Requirements: Records follow. Copy every line with "plan".

[start]

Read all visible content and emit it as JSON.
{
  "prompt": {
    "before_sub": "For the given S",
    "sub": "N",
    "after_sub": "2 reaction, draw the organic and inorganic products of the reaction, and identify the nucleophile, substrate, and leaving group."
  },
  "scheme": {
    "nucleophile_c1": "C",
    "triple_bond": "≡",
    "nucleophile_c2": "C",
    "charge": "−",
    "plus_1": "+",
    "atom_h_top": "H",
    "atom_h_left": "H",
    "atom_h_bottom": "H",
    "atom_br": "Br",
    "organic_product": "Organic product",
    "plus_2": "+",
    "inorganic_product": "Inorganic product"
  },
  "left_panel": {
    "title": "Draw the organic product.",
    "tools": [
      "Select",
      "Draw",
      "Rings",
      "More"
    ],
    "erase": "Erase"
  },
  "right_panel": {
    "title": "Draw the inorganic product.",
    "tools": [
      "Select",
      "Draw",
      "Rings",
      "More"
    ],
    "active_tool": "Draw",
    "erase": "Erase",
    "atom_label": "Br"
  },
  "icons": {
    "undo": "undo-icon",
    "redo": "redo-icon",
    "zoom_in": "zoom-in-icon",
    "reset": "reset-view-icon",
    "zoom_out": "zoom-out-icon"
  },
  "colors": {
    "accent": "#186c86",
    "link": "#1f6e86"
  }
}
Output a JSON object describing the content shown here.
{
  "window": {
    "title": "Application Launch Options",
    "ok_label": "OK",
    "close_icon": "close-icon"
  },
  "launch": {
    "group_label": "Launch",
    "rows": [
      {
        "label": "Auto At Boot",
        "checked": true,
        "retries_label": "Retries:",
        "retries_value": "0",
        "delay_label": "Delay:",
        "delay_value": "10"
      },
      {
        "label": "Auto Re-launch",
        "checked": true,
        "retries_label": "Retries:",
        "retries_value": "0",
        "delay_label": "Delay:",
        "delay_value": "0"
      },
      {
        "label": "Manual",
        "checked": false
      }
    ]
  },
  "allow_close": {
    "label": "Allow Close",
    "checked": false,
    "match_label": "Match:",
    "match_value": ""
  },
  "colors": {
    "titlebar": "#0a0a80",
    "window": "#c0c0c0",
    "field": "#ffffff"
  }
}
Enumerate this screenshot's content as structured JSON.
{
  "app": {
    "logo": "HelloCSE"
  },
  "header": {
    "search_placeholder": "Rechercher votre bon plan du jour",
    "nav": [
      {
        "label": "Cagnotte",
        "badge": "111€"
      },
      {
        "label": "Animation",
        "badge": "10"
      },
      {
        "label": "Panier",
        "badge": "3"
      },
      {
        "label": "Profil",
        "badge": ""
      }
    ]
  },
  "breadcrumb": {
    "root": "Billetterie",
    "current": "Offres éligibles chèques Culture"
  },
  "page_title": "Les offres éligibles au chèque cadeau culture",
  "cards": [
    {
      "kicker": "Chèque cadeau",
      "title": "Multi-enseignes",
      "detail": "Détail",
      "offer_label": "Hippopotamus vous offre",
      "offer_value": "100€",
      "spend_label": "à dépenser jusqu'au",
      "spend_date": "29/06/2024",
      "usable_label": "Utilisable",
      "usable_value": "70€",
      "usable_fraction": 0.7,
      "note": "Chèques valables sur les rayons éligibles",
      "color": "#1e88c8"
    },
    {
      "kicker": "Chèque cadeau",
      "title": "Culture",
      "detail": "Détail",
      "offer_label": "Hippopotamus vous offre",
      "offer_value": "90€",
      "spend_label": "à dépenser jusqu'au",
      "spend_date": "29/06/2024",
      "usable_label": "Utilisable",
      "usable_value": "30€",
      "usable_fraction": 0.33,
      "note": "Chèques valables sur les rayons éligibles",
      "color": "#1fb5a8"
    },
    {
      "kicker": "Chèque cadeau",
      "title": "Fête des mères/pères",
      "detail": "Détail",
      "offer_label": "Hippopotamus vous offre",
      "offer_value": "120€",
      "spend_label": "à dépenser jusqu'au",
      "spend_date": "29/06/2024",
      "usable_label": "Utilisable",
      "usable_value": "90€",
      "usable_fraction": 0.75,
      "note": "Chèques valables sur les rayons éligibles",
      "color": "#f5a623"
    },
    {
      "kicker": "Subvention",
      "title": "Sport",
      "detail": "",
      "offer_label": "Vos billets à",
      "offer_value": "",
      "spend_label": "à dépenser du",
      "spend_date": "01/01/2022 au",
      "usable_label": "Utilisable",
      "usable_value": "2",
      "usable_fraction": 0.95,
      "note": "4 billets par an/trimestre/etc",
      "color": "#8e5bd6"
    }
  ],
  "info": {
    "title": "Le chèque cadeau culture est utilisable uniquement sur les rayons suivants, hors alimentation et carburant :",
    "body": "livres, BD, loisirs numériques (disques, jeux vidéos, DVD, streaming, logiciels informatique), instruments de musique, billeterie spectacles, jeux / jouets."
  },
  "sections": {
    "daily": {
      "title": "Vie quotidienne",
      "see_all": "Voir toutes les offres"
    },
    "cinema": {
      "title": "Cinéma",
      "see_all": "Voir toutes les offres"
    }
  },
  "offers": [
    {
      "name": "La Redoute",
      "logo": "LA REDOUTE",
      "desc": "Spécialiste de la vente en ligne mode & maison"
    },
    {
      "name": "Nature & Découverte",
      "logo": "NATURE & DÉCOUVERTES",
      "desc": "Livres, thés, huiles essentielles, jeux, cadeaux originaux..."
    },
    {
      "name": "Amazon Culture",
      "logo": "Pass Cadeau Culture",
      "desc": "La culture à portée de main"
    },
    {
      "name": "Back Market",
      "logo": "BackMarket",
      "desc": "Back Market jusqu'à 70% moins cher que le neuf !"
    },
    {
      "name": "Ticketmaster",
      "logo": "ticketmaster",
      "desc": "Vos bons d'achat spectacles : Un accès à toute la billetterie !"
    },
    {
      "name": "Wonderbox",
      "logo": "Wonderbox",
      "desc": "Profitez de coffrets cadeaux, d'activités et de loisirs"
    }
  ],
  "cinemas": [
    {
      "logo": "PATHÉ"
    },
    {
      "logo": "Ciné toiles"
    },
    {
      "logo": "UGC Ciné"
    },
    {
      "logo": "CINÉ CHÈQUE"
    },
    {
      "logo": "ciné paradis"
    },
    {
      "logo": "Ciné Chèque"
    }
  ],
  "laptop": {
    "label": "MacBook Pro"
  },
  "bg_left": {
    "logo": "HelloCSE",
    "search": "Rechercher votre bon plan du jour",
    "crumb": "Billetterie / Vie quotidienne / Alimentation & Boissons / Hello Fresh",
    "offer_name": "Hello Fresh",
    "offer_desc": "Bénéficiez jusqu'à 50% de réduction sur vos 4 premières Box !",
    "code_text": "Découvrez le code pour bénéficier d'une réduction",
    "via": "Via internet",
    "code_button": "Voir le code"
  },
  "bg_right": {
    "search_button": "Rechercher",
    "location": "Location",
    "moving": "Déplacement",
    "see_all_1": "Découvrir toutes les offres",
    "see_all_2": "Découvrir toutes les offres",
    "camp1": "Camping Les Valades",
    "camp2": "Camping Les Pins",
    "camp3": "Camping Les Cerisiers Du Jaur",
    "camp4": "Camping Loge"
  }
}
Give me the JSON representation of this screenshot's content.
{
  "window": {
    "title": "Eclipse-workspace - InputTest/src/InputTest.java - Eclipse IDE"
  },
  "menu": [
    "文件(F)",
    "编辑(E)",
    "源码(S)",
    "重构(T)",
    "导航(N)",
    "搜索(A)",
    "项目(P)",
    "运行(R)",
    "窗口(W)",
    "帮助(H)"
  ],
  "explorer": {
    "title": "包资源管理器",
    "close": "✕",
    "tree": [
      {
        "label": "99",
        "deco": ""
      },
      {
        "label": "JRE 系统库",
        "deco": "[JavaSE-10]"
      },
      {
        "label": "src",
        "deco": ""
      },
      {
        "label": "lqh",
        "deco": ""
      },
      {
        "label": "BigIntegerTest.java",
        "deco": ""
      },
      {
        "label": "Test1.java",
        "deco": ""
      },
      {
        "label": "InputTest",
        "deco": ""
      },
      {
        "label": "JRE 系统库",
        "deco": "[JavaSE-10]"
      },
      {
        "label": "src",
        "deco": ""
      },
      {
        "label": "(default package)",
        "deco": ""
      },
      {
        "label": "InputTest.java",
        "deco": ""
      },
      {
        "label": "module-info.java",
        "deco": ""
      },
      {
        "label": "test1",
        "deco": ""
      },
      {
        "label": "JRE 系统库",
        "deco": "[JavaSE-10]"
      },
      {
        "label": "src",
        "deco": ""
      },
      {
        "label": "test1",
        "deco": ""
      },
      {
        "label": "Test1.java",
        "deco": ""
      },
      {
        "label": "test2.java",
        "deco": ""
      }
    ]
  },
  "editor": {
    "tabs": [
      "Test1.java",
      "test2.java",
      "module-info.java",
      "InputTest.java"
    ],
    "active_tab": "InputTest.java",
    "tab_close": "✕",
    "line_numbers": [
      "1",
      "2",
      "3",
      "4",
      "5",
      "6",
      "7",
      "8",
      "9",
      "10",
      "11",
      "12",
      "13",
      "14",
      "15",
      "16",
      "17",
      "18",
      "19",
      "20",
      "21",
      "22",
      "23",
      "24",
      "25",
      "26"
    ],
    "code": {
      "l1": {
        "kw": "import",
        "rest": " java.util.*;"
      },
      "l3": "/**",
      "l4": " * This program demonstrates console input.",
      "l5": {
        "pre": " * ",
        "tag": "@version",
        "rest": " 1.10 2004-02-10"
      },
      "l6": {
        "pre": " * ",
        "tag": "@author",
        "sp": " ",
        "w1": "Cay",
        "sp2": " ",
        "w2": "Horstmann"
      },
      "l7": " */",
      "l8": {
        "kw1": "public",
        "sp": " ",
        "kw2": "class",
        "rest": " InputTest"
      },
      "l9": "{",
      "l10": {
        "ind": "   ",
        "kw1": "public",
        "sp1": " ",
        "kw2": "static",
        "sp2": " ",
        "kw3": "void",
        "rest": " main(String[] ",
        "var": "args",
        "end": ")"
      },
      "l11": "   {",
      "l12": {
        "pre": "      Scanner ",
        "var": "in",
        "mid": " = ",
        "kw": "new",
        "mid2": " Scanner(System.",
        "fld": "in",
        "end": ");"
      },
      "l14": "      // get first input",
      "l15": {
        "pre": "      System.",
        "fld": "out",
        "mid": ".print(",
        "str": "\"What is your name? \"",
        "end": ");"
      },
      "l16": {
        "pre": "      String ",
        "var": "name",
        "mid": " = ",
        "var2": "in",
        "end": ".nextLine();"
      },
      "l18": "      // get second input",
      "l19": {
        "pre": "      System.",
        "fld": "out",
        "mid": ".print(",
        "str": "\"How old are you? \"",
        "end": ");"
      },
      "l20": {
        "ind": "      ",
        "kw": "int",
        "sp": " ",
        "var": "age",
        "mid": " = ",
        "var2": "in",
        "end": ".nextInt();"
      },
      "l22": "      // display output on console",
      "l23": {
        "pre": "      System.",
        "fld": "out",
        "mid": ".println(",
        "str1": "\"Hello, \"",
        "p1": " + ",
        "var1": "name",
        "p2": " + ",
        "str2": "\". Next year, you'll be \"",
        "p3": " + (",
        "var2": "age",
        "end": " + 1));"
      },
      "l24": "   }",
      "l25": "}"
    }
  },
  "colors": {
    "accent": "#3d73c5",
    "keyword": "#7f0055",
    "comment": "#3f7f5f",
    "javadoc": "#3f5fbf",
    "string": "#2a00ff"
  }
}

[end]

Written answer:
    "search_placeholder": "Rechercher votre bon plan du jour",
    "search": "Rechercher votre bon plan du jour",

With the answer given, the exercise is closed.